List all lines in the material below that contain "peak".

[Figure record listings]
☆ ☆ ☆ ☆ ☆
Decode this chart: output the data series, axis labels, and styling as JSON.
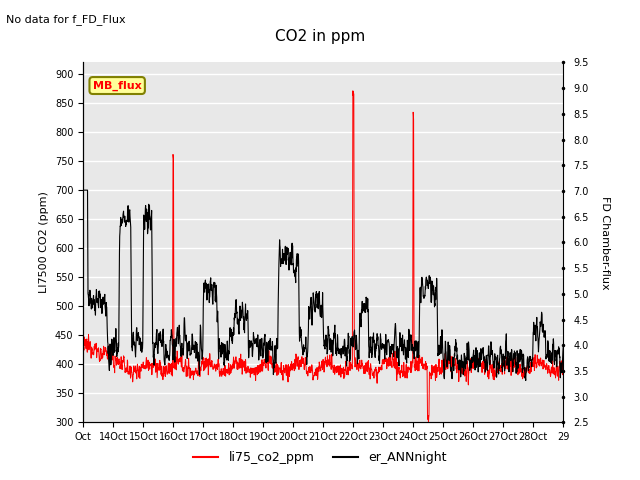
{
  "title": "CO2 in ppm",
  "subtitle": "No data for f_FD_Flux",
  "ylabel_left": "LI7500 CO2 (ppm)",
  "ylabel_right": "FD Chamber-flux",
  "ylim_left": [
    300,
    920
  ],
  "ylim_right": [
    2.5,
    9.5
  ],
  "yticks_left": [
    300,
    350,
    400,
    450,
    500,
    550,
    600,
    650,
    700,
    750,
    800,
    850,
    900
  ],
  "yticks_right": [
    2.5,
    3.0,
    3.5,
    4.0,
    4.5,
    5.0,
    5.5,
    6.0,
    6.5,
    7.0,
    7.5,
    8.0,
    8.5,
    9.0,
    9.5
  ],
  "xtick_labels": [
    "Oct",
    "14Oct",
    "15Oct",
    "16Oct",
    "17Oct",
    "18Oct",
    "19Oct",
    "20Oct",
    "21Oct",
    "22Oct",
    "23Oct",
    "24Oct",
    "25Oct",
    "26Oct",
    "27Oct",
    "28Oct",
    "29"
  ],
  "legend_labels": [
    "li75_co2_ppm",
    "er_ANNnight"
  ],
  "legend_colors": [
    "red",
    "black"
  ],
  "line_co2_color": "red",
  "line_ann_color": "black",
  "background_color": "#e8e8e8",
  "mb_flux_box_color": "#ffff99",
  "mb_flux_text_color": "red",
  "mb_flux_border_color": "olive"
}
☆ ☆ ☆ ☆ ☆
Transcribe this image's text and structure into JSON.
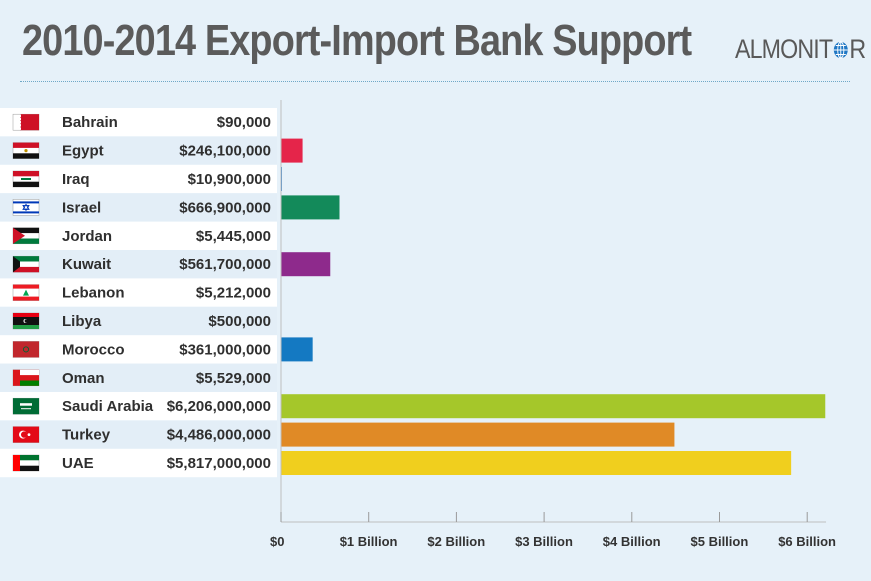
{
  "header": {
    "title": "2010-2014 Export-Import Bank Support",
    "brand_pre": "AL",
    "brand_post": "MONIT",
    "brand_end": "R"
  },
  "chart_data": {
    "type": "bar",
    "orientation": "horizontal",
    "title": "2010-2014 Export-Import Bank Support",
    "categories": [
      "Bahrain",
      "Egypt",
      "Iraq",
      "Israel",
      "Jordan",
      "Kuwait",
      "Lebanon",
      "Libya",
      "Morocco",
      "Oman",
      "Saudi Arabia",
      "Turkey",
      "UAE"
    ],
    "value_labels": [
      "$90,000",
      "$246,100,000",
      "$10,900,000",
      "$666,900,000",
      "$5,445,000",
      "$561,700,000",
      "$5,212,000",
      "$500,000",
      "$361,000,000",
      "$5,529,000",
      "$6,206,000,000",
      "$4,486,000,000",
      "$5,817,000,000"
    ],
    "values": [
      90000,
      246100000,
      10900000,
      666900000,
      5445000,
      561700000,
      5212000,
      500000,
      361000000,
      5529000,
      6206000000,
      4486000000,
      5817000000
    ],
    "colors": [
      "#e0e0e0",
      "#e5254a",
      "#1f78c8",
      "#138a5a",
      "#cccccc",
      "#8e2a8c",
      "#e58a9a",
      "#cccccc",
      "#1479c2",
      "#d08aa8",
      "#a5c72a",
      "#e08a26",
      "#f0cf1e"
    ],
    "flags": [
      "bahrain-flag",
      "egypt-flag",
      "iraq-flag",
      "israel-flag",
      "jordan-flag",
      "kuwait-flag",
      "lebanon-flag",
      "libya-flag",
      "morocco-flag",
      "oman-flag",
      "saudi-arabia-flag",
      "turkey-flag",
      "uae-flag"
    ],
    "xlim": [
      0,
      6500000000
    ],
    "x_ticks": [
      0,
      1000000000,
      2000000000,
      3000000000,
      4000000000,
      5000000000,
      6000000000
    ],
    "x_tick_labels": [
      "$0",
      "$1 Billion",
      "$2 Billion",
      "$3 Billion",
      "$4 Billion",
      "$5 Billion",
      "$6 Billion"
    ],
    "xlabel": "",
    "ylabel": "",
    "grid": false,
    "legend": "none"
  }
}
☆ ☆ ☆ ☆ ☆
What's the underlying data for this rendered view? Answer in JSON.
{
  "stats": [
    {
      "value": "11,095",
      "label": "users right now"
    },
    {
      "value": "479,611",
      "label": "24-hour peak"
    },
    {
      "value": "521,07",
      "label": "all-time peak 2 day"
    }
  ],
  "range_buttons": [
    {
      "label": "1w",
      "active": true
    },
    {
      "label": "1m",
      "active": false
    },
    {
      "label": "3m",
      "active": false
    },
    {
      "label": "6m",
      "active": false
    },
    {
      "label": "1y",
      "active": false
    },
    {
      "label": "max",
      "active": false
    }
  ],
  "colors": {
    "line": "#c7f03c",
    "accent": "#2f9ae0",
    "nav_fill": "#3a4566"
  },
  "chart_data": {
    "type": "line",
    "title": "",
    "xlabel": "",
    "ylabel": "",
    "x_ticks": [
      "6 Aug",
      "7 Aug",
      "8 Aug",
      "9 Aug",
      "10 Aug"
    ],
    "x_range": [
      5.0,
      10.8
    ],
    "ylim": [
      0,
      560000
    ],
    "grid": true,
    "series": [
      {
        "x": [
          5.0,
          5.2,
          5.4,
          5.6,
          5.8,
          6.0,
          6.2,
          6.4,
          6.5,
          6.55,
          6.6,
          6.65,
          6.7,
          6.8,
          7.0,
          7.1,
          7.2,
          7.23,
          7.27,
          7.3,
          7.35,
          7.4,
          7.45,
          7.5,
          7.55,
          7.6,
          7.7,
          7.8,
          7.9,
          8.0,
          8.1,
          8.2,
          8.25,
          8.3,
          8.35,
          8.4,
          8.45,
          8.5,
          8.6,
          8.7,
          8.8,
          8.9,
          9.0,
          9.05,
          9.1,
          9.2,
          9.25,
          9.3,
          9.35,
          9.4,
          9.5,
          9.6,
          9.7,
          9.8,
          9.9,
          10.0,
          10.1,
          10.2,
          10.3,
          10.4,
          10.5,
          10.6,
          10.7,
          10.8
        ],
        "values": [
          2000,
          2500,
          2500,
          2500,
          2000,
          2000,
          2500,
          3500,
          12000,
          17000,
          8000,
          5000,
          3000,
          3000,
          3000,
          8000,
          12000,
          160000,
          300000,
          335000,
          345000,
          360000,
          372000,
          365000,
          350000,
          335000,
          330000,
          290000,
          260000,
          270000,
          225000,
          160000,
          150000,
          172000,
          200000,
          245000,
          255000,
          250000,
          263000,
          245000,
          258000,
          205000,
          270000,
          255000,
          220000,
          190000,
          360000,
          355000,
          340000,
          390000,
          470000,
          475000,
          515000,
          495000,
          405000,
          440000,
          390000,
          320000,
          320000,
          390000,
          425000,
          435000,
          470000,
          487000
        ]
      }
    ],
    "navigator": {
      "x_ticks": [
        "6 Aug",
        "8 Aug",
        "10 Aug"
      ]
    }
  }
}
☆ ☆ ☆ ☆ ☆
Task output
      "label": "24-hour peak"
      "label": "all-time peak 2 day"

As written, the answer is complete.